━━━━━ DATA EXCERPTS ━━━━━
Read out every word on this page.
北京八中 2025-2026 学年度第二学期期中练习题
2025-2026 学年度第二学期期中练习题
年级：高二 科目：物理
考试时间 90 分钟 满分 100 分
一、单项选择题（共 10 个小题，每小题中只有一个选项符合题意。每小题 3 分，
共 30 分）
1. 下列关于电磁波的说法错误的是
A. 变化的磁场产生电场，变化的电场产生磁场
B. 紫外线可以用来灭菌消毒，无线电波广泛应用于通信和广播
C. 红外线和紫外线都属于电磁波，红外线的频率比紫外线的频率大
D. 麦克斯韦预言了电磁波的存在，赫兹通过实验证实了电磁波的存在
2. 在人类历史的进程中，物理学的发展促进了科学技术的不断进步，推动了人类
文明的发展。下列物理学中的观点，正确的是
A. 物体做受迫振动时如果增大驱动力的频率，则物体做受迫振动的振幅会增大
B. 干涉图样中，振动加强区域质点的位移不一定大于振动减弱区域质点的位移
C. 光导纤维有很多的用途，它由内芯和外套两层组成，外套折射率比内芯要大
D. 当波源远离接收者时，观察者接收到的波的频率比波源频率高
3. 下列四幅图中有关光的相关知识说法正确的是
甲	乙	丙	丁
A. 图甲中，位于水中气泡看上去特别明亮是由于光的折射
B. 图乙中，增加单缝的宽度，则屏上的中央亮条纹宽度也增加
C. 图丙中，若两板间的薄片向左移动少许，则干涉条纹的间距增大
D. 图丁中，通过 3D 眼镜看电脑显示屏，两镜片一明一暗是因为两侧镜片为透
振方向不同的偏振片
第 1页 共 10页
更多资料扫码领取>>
━━━━━
▶ _SET TASK_:
Extract the listing in its entirety, matching it exactly.

▶ _RESULT OF THE EXERCISE_:
Read out every word on this page.
北京八中 2025-2026 学年度第二学期期中练习题
2025-2026 学年度第二学期期中练习题
年级：高二 科目：物理
考试时间 90 分钟 满分 100 分
一、单项选择题（共 10 个小题，每小题中只有一个选项符合题意。每小题 3 分，
共 30 分）
1. 下列关于电磁波的说法错误的是
A. 变化的磁场产生电场，变化的电场产生磁场
B. 紫外线可以用来灭菌消毒，无线电波广泛应用于通信和广播
C. 红外线和紫外线都属于电磁波，红外线的频率比紫外线的频率大
D. 麦克斯韦预言了电磁波的存在，赫兹通过实验证实了电磁波的存在
2. 在人类历史的进程中，物理学的发展促进了科学技术的不断进步，推动了人类
文明的发展。下列物理学中的观点，正确的是
A. 物体做受迫振动时如果增大驱动力的频率，则物体做受迫振动的振幅会增大
B. 干涉图样中，振动加强区域质点的位移不一定大于振动减弱区域质点的位移
C. 光导纤维有很多的用途，它由内芯和外套两层组成，外套折射率比内芯要大
D. 当波源远离接收者时，观察者接收到的波的频率比波源频率高
3. 下列四幅图中有关光的相关知识说法正确的是
甲	乙	丙	丁
A. 图甲中，位于水中气泡看上去特别明亮是由于光的折射
B. 图乙中，增加单缝的宽度，则屏上的中央亮条纹宽度也增加
C. 图丙中，若两板间的薄片向左移动少许，则干涉条纹的间距增大
D. 图丁中，通过 3D 眼镜看电脑显示屏，两镜片一明一暗是因为两侧镜片为透
振方向不同的偏振片
第 1页 共 10页
更多资料扫码领取>>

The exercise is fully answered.